From the records below, extract all the text exactly and leave the images behind.

--- start of Data provided ---

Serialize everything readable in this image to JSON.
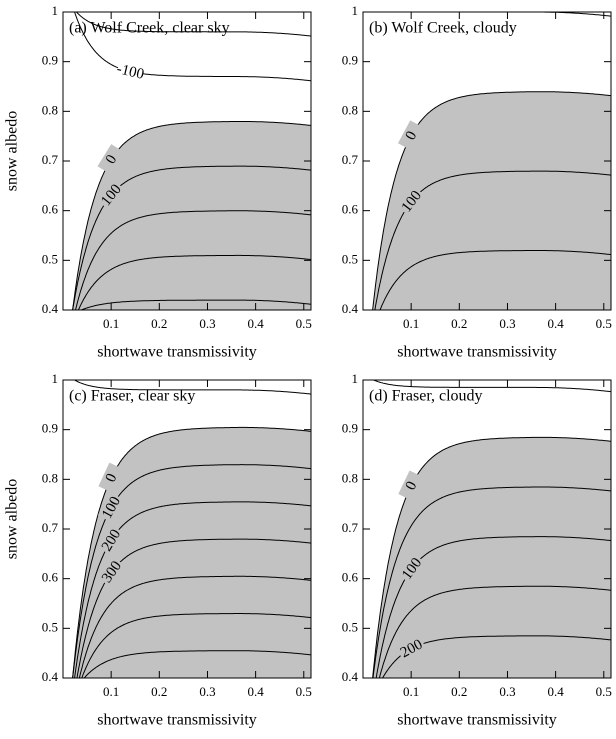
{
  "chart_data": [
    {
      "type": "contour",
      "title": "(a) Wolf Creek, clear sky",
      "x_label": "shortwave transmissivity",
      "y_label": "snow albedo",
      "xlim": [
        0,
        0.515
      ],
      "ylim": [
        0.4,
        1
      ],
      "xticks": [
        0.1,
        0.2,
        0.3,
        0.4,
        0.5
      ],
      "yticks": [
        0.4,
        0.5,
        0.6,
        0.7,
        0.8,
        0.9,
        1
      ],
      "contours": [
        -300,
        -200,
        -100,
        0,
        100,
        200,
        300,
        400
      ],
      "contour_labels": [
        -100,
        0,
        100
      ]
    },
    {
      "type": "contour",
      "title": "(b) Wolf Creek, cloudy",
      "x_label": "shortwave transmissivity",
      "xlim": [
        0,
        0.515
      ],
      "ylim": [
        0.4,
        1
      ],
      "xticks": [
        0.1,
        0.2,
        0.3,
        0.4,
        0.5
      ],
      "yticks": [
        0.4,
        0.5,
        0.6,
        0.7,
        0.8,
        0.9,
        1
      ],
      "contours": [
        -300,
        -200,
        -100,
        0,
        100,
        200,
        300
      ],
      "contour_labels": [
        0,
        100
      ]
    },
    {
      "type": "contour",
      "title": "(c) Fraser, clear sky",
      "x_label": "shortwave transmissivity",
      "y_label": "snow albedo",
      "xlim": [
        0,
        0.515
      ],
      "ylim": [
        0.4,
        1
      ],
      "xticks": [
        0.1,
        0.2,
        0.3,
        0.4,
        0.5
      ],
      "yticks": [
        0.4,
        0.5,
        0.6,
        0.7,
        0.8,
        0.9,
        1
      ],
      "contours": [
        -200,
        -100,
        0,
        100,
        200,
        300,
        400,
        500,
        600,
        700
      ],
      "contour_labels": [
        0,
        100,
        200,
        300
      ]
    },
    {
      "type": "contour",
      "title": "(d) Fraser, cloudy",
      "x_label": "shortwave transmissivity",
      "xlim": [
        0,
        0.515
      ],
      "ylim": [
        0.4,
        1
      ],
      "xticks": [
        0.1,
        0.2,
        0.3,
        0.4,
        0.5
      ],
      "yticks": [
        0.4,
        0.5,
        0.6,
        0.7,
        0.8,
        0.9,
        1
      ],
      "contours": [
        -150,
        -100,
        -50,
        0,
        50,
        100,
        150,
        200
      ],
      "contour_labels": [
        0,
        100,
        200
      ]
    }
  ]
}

--- end of Data provided ---

## Expected answer:
Serialize everything readable in this image to JSON.
{
  "chart_data": [
    {
      "type": "contour",
      "title": "(a) Wolf Creek, clear sky",
      "x_label": "shortwave transmissivity",
      "y_label": "snow albedo",
      "xlim": [
        0,
        0.515
      ],
      "ylim": [
        0.4,
        1
      ],
      "xticks": [
        0.1,
        0.2,
        0.3,
        0.4,
        0.5
      ],
      "yticks": [
        0.4,
        0.5,
        0.6,
        0.7,
        0.8,
        0.9,
        1
      ],
      "contours": [
        -300,
        -200,
        -100,
        0,
        100,
        200,
        300,
        400
      ],
      "contour_labels": [
        -100,
        0,
        100
      ]
    },
    {
      "type": "contour",
      "title": "(b) Wolf Creek, cloudy",
      "x_label": "shortwave transmissivity",
      "xlim": [
        0,
        0.515
      ],
      "ylim": [
        0.4,
        1
      ],
      "xticks": [
        0.1,
        0.2,
        0.3,
        0.4,
        0.5
      ],
      "yticks": [
        0.4,
        0.5,
        0.6,
        0.7,
        0.8,
        0.9,
        1
      ],
      "contours": [
        -300,
        -200,
        -100,
        0,
        100,
        200,
        300
      ],
      "contour_labels": [
        0,
        100
      ]
    },
    {
      "type": "contour",
      "title": "(c) Fraser, clear sky",
      "x_label": "shortwave transmissivity",
      "y_label": "snow albedo",
      "xlim": [
        0,
        0.515
      ],
      "ylim": [
        0.4,
        1
      ],
      "xticks": [
        0.1,
        0.2,
        0.3,
        0.4,
        0.5
      ],
      "yticks": [
        0.4,
        0.5,
        0.6,
        0.7,
        0.8,
        0.9,
        1
      ],
      "contours": [
        -200,
        -100,
        0,
        100,
        200,
        300,
        400,
        500,
        600,
        700
      ],
      "contour_labels": [
        0,
        100,
        200,
        300
      ]
    },
    {
      "type": "contour",
      "title": "(d) Fraser, cloudy",
      "x_label": "shortwave transmissivity",
      "xlim": [
        0,
        0.515
      ],
      "ylim": [
        0.4,
        1
      ],
      "xticks": [
        0.1,
        0.2,
        0.3,
        0.4,
        0.5
      ],
      "yticks": [
        0.4,
        0.5,
        0.6,
        0.7,
        0.8,
        0.9,
        1
      ],
      "contours": [
        -150,
        -100,
        -50,
        0,
        50,
        100,
        150,
        200
      ],
      "contour_labels": [
        0,
        100,
        200
      ]
    }
  ]
}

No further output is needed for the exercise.